--- Required task ---
Exclude the pictures, then repeat the remaining data exactly.

--- Input data ---
<<<<
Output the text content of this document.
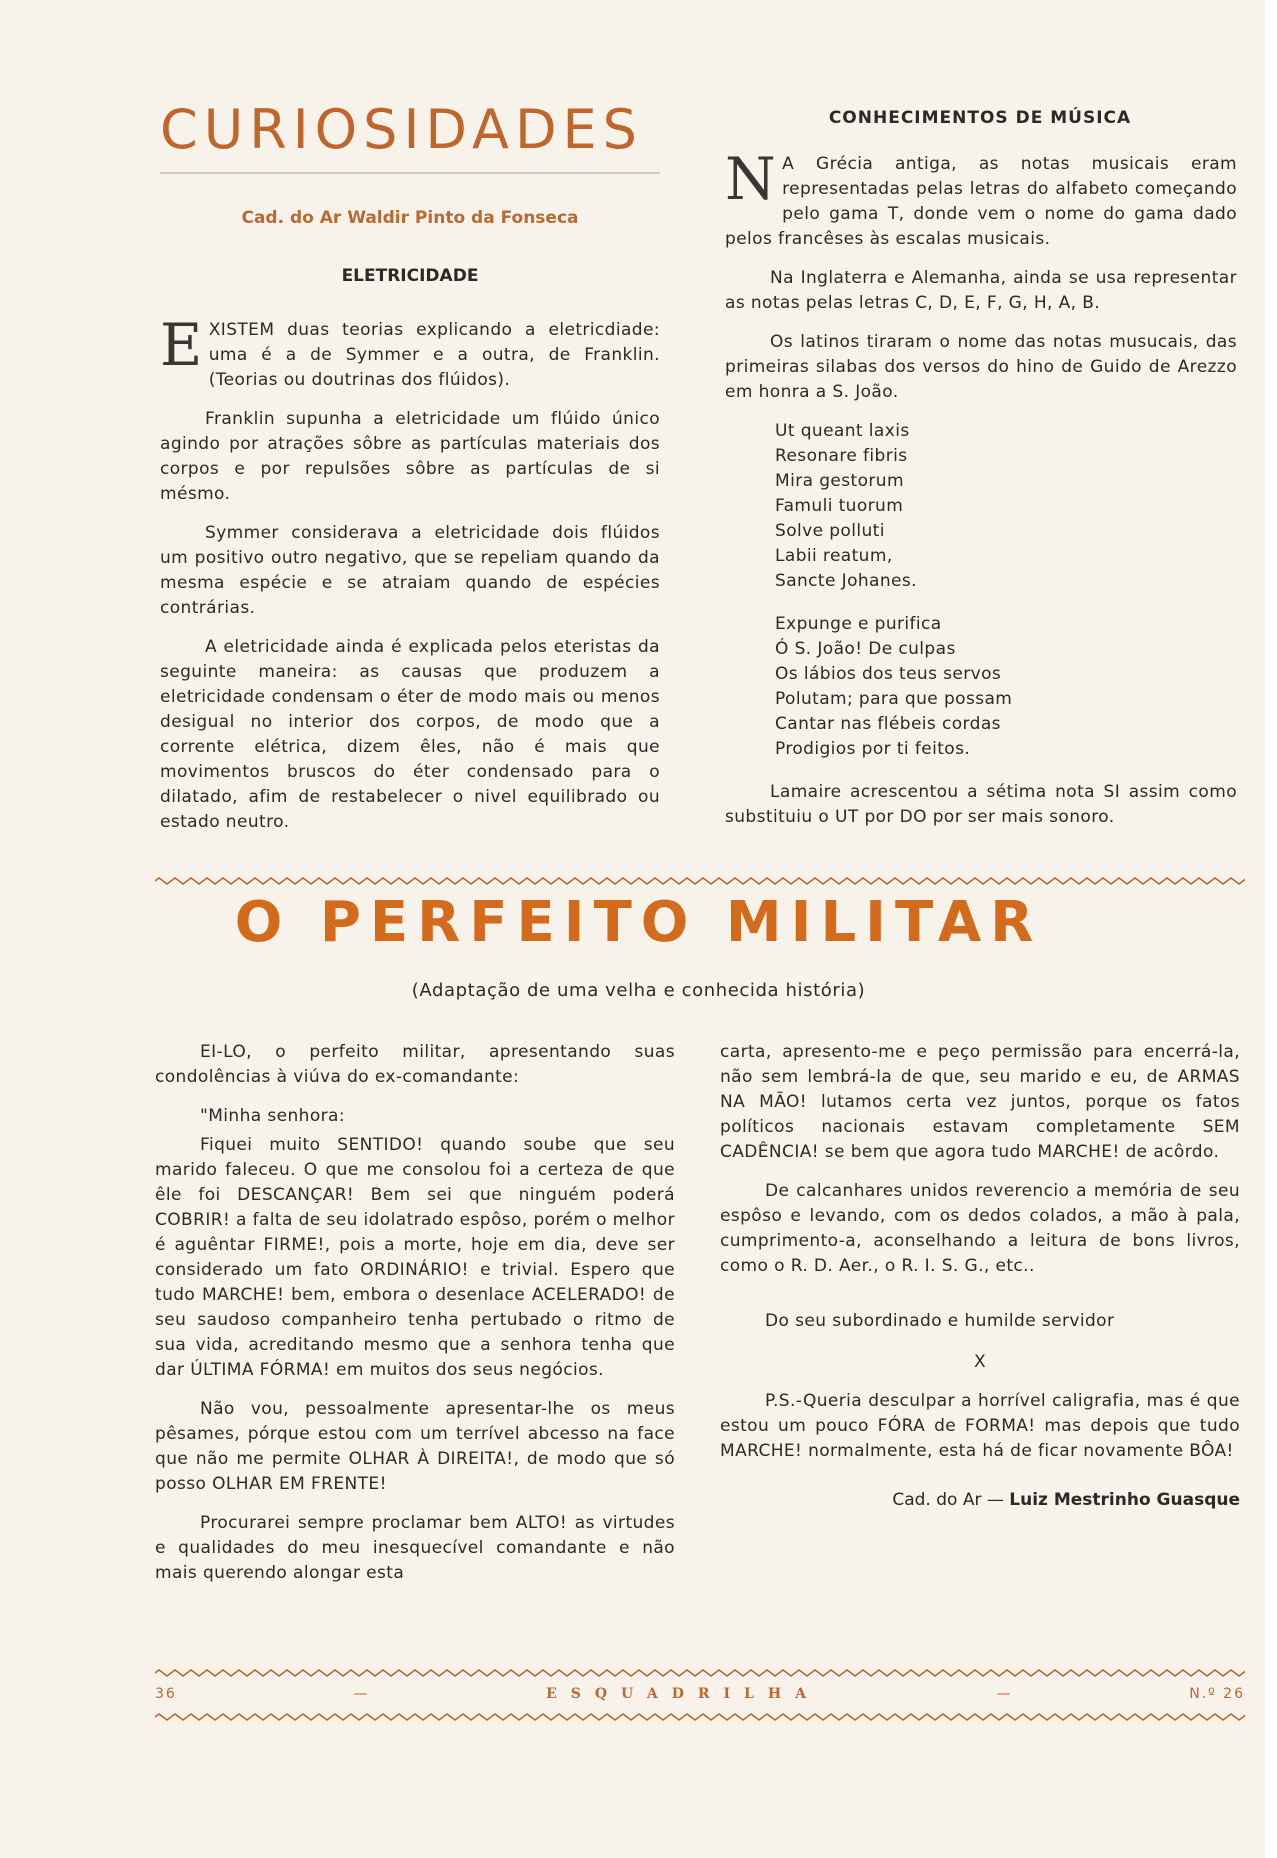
CURIOSIDADES
Cad. do Ar Waldir Pinto da Fonseca
ELETRICIDADE

EXISTEM duas teorias explicando a eletricdiade: uma é a de Symmer e a outra, de Franklin. (Teorias ou doutrinas dos flúidos).

Franklin supunha a eletricidade um flúido único agindo por atrações sôbre as partículas materiais dos corpos e por repulsões sôbre as partículas de si mésmo.

Symmer considerava a eletricidade dois flúidos um positivo outro negativo, que se repeliam quando da mesma espécie e se atraiam quando de espécies contrárias.

A eletricidade ainda é explicada pelos eteristas da seguinte maneira: as causas que produzem a eletricidade condensam o éter de modo mais ou menos desigual no interior dos corpos, de modo que a corrente elétrica, dizem êles, não é mais que movimentos bruscos do éter condensado para o dilatado, afim de restabelecer o nivel equilibrado ou estado neutro.

CONHECIMENTOS DE MÚSICA

N A Grécia antiga, as notas musicais eram representadas pelas letras do alfabeto começando pelo gama T, donde vem o nome do gama dado pelos francêses às escalas musicais.

Na Inglaterra e Alemanha, ainda se usa representar as notas pelas letras C, D, E, F, G, H, A, B.

Os latinos tiraram o nome das notas musucais, das primeiras silabas dos versos do hino de Guido de Arezzo em honra a S. João.

Ut queant laxis

Resonare fibris

Mira gestorum

Famuli tuorum

Solve polluti

Labii reatum,

Sancte Johanes.

Expunge e purifica

Ó S. João! De culpas

Os lábios dos teus servos

Polutam; para que possam

Cantar nas flébeis cordas

Prodigios por ti feitos.

Lamaire acrescentou a sétima nota SI assim como substituiu o UT por DO por ser mais sonoro.

O PERFEITO MILITAR
(Adaptação de uma velha e conhecida história)

EI-LO, o perfeito militar, apresentando suas condolências à viúva do ex-comandante:

"Minha senhora:

Fiquei muito SENTIDO! quando soube que seu marido faleceu. O que me consolou foi a certeza de que êle foi DESCANÇAR! Bem sei que ninguém poderá COBRIR! a falta de seu idolatrado espôso, porém o melhor é aguêntar FIRME!, pois a morte, hoje em dia, deve ser considerado um fato ORDINÁRIO! e trivial. Espero que tudo MARCHE! bem, embora o desenlace ACELERADO! de seu saudoso companheiro tenha pertubado o ritmo de sua vida, acreditando mesmo que a senhora tenha que dar ÚLTIMA FÓRMA! em muitos dos seus negócios.

Não vou, pessoalmente apresentar-lhe os meus pêsames, pórque estou com um terrível abcesso na face que não me permite OLHAR À DIREITA!, de modo que só posso OLHAR EM FRENTE!

Procurarei sempre proclamar bem ALTO! as virtudes e qualidades do meu inesquecível comandante e não mais querendo alongar esta

carta, apresento-me e peço permissão para encerrá-la, não sem lembrá-la de que, seu marido e eu, de ARMAS NA MÃO! lutamos certa vez juntos, porque os fatos políticos nacionais estavam completamente SEM CADÊNCIA! se bem que agora tudo MARCHE! de acôrdo.

De calcanhares unidos reverencio a memória de seu espôso e levando, com os dedos colados, a mão à pala, cumprimento-a, aconselhando a leitura de bons livros, como o R. D. Aer., o R. I. S. G., etc..

Do seu subordinado e humilde servidor

X

P.S.-Queria desculpar a horrível caligrafia, mas é que estou um pouco FÓRA de FORMA! mas depois que tudo MARCHE! normalmente, esta há de ficar novamente BÔA!

Cad. do Ar — Luiz Mestrinho Guasque

36	—	ESQUADRILHA	—	N.º 26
>>>>
--- Exercise answer ---
Output the text content of this document.
CURIOSIDADES
Cad. do Ar Waldir Pinto da Fonseca
ELETRICIDADE

EXISTEM duas teorias explicando a eletricdiade: uma é a de Symmer e a outra, de Franklin. (Teorias ou doutrinas dos flúidos).

Franklin supunha a eletricidade um flúido único agindo por atrações sôbre as partículas materiais dos corpos e por repulsões sôbre as partículas de si mésmo.

Symmer considerava a eletricidade dois flúidos um positivo outro negativo, que se repeliam quando da mesma espécie e se atraiam quando de espécies contrárias.

A eletricidade ainda é explicada pelos eteristas da seguinte maneira: as causas que produzem a eletricidade condensam o éter de modo mais ou menos desigual no interior dos corpos, de modo que a corrente elétrica, dizem êles, não é mais que movimentos bruscos do éter condensado para o dilatado, afim de restabelecer o nivel equilibrado ou estado neutro.

CONHECIMENTOS DE MÚSICA

N A Grécia antiga, as notas musicais eram representadas pelas letras do alfabeto começando pelo gama T, donde vem o nome do gama dado pelos francêses às escalas musicais.

Na Inglaterra e Alemanha, ainda se usa representar as notas pelas letras C, D, E, F, G, H, A, B.

Os latinos tiraram o nome das notas musucais, das primeiras silabas dos versos do hino de Guido de Arezzo em honra a S. João.

Ut queant laxis

Resonare fibris

Mira gestorum

Famuli tuorum

Solve polluti

Labii reatum,

Sancte Johanes.

Expunge e purifica

Ó S. João! De culpas

Os lábios dos teus servos

Polutam; para que possam

Cantar nas flébeis cordas

Prodigios por ti feitos.

Lamaire acrescentou a sétima nota SI assim como substituiu o UT por DO por ser mais sonoro.

O PERFEITO MILITAR
(Adaptação de uma velha e conhecida história)

EI-LO, o perfeito militar, apresentando suas condolências à viúva do ex-comandante:

"Minha senhora:

Fiquei muito SENTIDO! quando soube que seu marido faleceu. O que me consolou foi a certeza de que êle foi DESCANÇAR! Bem sei que ninguém poderá COBRIR! a falta de seu idolatrado espôso, porém o melhor é aguêntar FIRME!, pois a morte, hoje em dia, deve ser considerado um fato ORDINÁRIO! e trivial. Espero que tudo MARCHE! bem, embora o desenlace ACELERADO! de seu saudoso companheiro tenha pertubado o ritmo de sua vida, acreditando mesmo que a senhora tenha que dar ÚLTIMA FÓRMA! em muitos dos seus negócios.

Não vou, pessoalmente apresentar-lhe os meus pêsames, pórque estou com um terrível abcesso na face que não me permite OLHAR À DIREITA!, de modo que só posso OLHAR EM FRENTE!

Procurarei sempre proclamar bem ALTO! as virtudes e qualidades do meu inesquecível comandante e não mais querendo alongar esta

carta, apresento-me e peço permissão para encerrá-la, não sem lembrá-la de que, seu marido e eu, de ARMAS NA MÃO! lutamos certa vez juntos, porque os fatos políticos nacionais estavam completamente SEM CADÊNCIA! se bem que agora tudo MARCHE! de acôrdo.

De calcanhares unidos reverencio a memória de seu espôso e levando, com os dedos colados, a mão à pala, cumprimento-a, aconselhando a leitura de bons livros, como o R. D. Aer., o R. I. S. G., etc..

Do seu subordinado e humilde servidor

X

P.S.-Queria desculpar a horrível caligrafia, mas é que estou um pouco FÓRA de FORMA! mas depois que tudo MARCHE! normalmente, esta há de ficar novamente BÔA!

Cad. do Ar — Luiz Mestrinho Guasque

36	—	ESQUADRILHA	—	N.º 26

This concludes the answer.